* _DO THIS_
Within the listing below, locate all lines containing the word "Responsável". Copy each one.

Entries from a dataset
***
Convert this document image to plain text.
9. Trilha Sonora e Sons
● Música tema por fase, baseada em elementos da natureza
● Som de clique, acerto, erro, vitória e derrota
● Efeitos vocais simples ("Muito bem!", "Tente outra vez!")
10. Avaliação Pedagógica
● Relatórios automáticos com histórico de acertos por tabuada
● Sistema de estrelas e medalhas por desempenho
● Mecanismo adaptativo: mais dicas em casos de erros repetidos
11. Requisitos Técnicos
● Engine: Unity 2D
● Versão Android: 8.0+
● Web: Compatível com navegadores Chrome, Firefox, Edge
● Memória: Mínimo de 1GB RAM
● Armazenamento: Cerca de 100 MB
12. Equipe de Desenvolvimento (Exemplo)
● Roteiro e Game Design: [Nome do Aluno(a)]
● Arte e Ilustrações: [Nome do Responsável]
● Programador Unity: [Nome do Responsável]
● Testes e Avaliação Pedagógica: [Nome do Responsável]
***
* _PROBLEM SOLUTION_
● Arte e Ilustrações: [Nome do Responsável]
● Programador Unity: [Nome do Responsável]
● Testes e Avaliação Pedagógica: [Nome do Responsável]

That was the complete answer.